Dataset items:
※ ※ ※

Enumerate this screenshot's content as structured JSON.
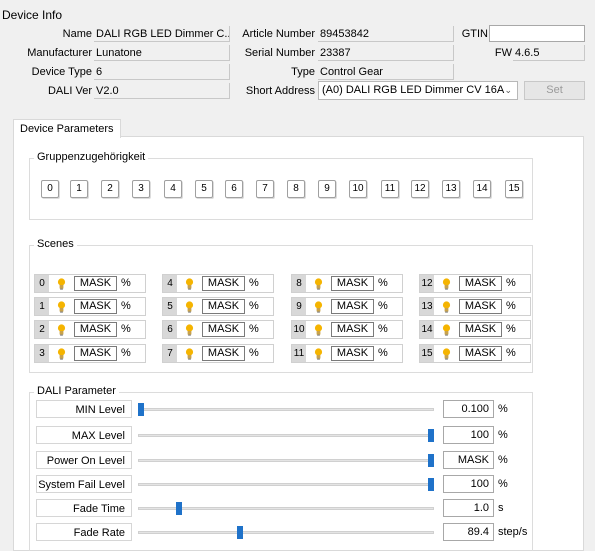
{
  "device_info": {
    "title": "Device Info",
    "name_label": "Name",
    "name_value": "DALI RGB LED Dimmer C...",
    "manufacturer_label": "Manufacturer",
    "manufacturer_value": "Lunatone",
    "device_type_label": "Device Type",
    "device_type_value": "6",
    "dali_ver_label": "DALI Ver",
    "dali_ver_value": "V2.0",
    "article_label": "Article Number",
    "article_value": "89453842",
    "serial_label": "Serial Number",
    "serial_value": "23387",
    "type_label": "Type",
    "type_value": "Control Gear",
    "short_address_label": "Short Address",
    "short_address_value": "(A0) DALI RGB LED Dimmer CV 16A",
    "gtin_label": "GTIN",
    "gtin_value": "",
    "fw_label": "FW",
    "fw_value": "4.6.5",
    "set_label": "Set"
  },
  "tabs": {
    "device_parameters": "Device Parameters"
  },
  "groups": {
    "title": "Gruppenzugehörigkeit",
    "items": [
      "0",
      "1",
      "2",
      "3",
      "4",
      "5",
      "6",
      "7",
      "8",
      "9",
      "10",
      "11",
      "12",
      "13",
      "14",
      "15"
    ]
  },
  "scenes": {
    "title": "Scenes",
    "mask": "MASK",
    "unit": "%",
    "items": [
      "0",
      "1",
      "2",
      "3",
      "4",
      "5",
      "6",
      "7",
      "8",
      "9",
      "10",
      "11",
      "12",
      "13",
      "14",
      "15"
    ]
  },
  "dali": {
    "title": "DALI Parameter",
    "params": [
      {
        "label": "MIN Level",
        "value": "0.100",
        "unit": "%",
        "level": 0.0
      },
      {
        "label": "MAX Level",
        "value": "100",
        "unit": "%",
        "level": 1.0
      },
      {
        "label": "Power On Level",
        "value": "MASK",
        "unit": "%",
        "level": 1.0
      },
      {
        "label": "System Fail Level",
        "value": "100",
        "unit": "%",
        "level": 1.0
      },
      {
        "label": "Fade Time",
        "value": "1.0",
        "unit": "s",
        "level": 0.13
      },
      {
        "label": "Fade Rate",
        "value": "89.4",
        "unit": "step/s",
        "level": 0.34
      }
    ]
  },
  "colors": {
    "slider_thumb": "#1f72c9",
    "bulb": "#f5b400"
  }
}
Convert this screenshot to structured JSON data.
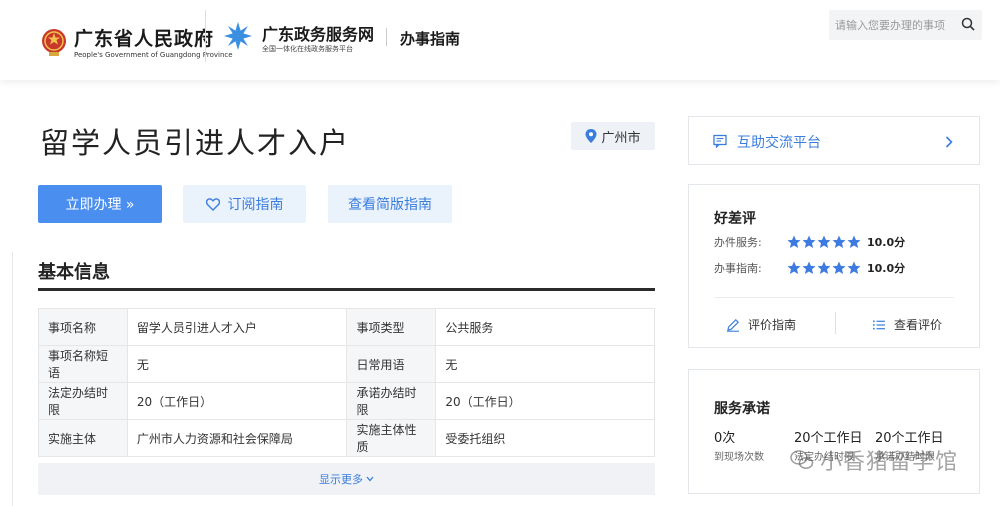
{
  "header": {
    "gov_name": "广东省人民政府",
    "gov_name_en": "People's Government of Guangdong Province",
    "service_name": "广东政务服务网",
    "service_sub": "全国一体化在线政务服务平台",
    "section": "办事指南",
    "search_placeholder": "请输入您要办理的事项"
  },
  "main": {
    "title": "留学人员引进人才入户",
    "location": "广州市",
    "buttons": {
      "apply": "立即办理 »",
      "subscribe": "订阅指南",
      "brief": "查看简版指南"
    },
    "basic_info": {
      "title": "基本信息",
      "rows": [
        [
          "事项名称",
          "留学人员引进人才入户",
          "事项类型",
          "公共服务"
        ],
        [
          "事项名称短语",
          "无",
          "日常用语",
          "无"
        ],
        [
          "法定办结时限",
          "20（工作日）",
          "承诺办结时限",
          "20（工作日）"
        ],
        [
          "实施主体",
          "广州市人力资源和社会保障局",
          "实施主体性质",
          "受委托组织"
        ]
      ],
      "show_more": "显示更多"
    }
  },
  "sidebar": {
    "forum": "互助交流平台",
    "rating": {
      "title": "好差评",
      "items": [
        {
          "label": "办件服务:",
          "stars": 5,
          "score": "10.0分"
        },
        {
          "label": "办事指南:",
          "stars": 5,
          "score": "10.0分"
        }
      ],
      "rate_button": "评价指南",
      "view_button": "查看评价"
    },
    "promise": {
      "title": "服务承诺",
      "values": [
        "0次",
        "20个工作日",
        "20个工作日"
      ],
      "labels": [
        "到现场次数",
        "法定办结时限",
        "承诺办结时限"
      ]
    }
  },
  "watermark": "小香猪留学馆",
  "colors": {
    "accent": "#4a8ef0",
    "link": "#3b7ddd",
    "star": "#3d7be0"
  }
}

※ ※ ※

EXERCISE REQUIREMENTS:
Retype everything in the material word for word, minus pictures.

THE SOLUTION:
Enumerate this screenshot's content as structured JSON.
{
  "device_info": {
    "title": "Device Info",
    "name_label": "Name",
    "name_value": "DALI RGB LED Dimmer C...",
    "manufacturer_label": "Manufacturer",
    "manufacturer_value": "Lunatone",
    "device_type_label": "Device Type",
    "device_type_value": "6",
    "dali_ver_label": "DALI Ver",
    "dali_ver_value": "V2.0",
    "article_label": "Article Number",
    "article_value": "89453842",
    "serial_label": "Serial Number",
    "serial_value": "23387",
    "type_label": "Type",
    "type_value": "Control Gear",
    "short_address_label": "Short Address",
    "short_address_value": "(A0) DALI RGB LED Dimmer CV 16A",
    "gtin_label": "GTIN",
    "gtin_value": "",
    "fw_label": "FW",
    "fw_value": "4.6.5",
    "set_label": "Set"
  },
  "tabs": {
    "device_parameters": "Device Parameters"
  },
  "groups": {
    "title": "Gruppenzugehörigkeit",
    "items": [
      "0",
      "1",
      "2",
      "3",
      "4",
      "5",
      "6",
      "7",
      "8",
      "9",
      "10",
      "11",
      "12",
      "13",
      "14",
      "15"
    ]
  },
  "scenes": {
    "title": "Scenes",
    "mask": "MASK",
    "unit": "%",
    "items": [
      "0",
      "1",
      "2",
      "3",
      "4",
      "5",
      "6",
      "7",
      "8",
      "9",
      "10",
      "11",
      "12",
      "13",
      "14",
      "15"
    ]
  },
  "dali": {
    "title": "DALI Parameter",
    "params": [
      {
        "label": "MIN Level",
        "value": "0.100",
        "unit": "%",
        "level": 0.0
      },
      {
        "label": "MAX Level",
        "value": "100",
        "unit": "%",
        "level": 1.0
      },
      {
        "label": "Power On Level",
        "value": "MASK",
        "unit": "%",
        "level": 1.0
      },
      {
        "label": "System Fail Level",
        "value": "100",
        "unit": "%",
        "level": 1.0
      },
      {
        "label": "Fade Time",
        "value": "1.0",
        "unit": "s",
        "level": 0.13
      },
      {
        "label": "Fade Rate",
        "value": "89.4",
        "unit": "step/s",
        "level": 0.34
      }
    ]
  },
  "colors": {
    "slider_thumb": "#1f72c9",
    "bulb": "#f5b400"
  }
}
Convert this screenshot to structured JSON data.
{
  "header": {
    "gov_name": "广东省人民政府",
    "gov_name_en": "People's Government of Guangdong Province",
    "service_name": "广东政务服务网",
    "service_sub": "全国一体化在线政务服务平台",
    "section": "办事指南",
    "search_placeholder": "请输入您要办理的事项"
  },
  "main": {
    "title": "留学人员引进人才入户",
    "location": "广州市",
    "buttons": {
      "apply": "立即办理 »",
      "subscribe": "订阅指南",
      "brief": "查看简版指南"
    },
    "basic_info": {
      "title": "基本信息",
      "rows": [
        [
          "事项名称",
          "留学人员引进人才入户",
          "事项类型",
          "公共服务"
        ],
        [
          "事项名称短语",
          "无",
          "日常用语",
          "无"
        ],
        [
          "法定办结时限",
          "20（工作日）",
          "承诺办结时限",
          "20（工作日）"
        ],
        [
          "实施主体",
          "广州市人力资源和社会保障局",
          "实施主体性质",
          "受委托组织"
        ]
      ],
      "show_more": "显示更多"
    }
  },
  "sidebar": {
    "forum": "互助交流平台",
    "rating": {
      "title": "好差评",
      "items": [
        {
          "label": "办件服务:",
          "stars": 5,
          "score": "10.0分"
        },
        {
          "label": "办事指南:",
          "stars": 5,
          "score": "10.0分"
        }
      ],
      "rate_button": "评价指南",
      "view_button": "查看评价"
    },
    "promise": {
      "title": "服务承诺",
      "values": [
        "0次",
        "20个工作日",
        "20个工作日"
      ],
      "labels": [
        "到现场次数",
        "法定办结时限",
        "承诺办结时限"
      ]
    }
  },
  "watermark": "小香猪留学馆",
  "colors": {
    "accent": "#4a8ef0",
    "link": "#3b7ddd",
    "star": "#3d7be0"
  }
}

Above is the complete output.